:: Instructions for the task ::
Go through the listing beneath this task and return every line that carries the string "type".
>>>>>
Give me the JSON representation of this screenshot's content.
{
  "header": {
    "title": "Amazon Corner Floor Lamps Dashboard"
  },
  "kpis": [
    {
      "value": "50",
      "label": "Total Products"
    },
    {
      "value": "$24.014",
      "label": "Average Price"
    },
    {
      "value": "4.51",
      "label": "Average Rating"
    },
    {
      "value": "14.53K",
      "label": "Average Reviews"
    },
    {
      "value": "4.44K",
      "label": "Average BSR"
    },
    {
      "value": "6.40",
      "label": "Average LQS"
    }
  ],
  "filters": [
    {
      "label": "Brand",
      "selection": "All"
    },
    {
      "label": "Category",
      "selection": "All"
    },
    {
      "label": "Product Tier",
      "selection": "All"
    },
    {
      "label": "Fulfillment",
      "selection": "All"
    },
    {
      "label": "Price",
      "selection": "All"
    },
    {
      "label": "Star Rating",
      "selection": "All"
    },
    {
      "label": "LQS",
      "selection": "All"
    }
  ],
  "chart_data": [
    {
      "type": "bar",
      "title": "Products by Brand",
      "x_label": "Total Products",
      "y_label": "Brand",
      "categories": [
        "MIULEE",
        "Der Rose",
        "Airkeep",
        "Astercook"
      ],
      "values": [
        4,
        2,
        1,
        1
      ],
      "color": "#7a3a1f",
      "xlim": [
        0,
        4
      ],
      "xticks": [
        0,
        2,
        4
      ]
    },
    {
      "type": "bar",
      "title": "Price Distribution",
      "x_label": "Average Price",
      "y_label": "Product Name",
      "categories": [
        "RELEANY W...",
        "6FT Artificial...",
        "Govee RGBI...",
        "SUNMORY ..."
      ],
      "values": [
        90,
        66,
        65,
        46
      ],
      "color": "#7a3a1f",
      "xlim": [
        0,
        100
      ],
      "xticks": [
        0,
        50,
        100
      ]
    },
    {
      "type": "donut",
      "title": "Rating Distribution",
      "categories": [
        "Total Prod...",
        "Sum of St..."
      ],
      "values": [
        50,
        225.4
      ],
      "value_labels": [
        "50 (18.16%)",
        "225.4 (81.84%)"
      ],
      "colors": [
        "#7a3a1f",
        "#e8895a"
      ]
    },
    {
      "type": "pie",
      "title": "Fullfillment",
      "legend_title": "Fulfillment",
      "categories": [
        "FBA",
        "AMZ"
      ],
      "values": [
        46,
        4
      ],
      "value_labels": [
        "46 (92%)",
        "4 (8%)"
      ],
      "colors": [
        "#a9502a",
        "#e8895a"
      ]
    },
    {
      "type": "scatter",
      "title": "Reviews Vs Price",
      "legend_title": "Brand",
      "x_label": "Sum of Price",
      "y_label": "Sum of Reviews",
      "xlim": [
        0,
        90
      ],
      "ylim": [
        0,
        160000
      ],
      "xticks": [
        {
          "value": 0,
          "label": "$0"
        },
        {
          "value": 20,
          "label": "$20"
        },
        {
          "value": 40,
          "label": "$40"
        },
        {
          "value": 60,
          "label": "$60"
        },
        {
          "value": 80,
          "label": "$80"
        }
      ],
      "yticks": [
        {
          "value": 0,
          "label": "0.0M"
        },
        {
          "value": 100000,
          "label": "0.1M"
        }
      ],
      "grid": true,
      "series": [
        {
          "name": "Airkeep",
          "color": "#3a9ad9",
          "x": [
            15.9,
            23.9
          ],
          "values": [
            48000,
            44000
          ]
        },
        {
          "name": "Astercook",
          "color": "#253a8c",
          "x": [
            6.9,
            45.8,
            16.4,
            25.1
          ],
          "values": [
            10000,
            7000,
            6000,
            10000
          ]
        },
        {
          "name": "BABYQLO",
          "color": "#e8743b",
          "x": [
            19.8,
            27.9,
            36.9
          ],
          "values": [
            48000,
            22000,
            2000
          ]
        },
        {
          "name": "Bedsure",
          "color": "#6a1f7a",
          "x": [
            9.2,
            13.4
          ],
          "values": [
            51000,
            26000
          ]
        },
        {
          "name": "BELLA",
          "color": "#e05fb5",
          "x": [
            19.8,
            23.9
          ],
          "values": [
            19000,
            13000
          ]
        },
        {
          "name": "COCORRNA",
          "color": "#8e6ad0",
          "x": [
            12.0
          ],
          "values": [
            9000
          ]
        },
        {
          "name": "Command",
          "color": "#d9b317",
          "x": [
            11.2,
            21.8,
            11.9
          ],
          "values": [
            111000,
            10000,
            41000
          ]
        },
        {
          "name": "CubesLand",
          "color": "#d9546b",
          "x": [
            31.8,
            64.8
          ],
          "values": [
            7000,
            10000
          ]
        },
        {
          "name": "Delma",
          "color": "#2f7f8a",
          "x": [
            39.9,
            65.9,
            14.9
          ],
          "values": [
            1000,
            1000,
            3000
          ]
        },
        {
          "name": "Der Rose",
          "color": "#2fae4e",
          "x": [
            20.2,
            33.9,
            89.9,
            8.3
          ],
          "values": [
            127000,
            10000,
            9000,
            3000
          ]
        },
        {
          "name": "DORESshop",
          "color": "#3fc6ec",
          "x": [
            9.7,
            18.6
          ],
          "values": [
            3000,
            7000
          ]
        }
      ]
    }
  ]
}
<<<<<
:: Result below ::
      "type": "bar",
      "type": "bar",
      "type": "donut",
      "type": "pie",
      "type": "scatter",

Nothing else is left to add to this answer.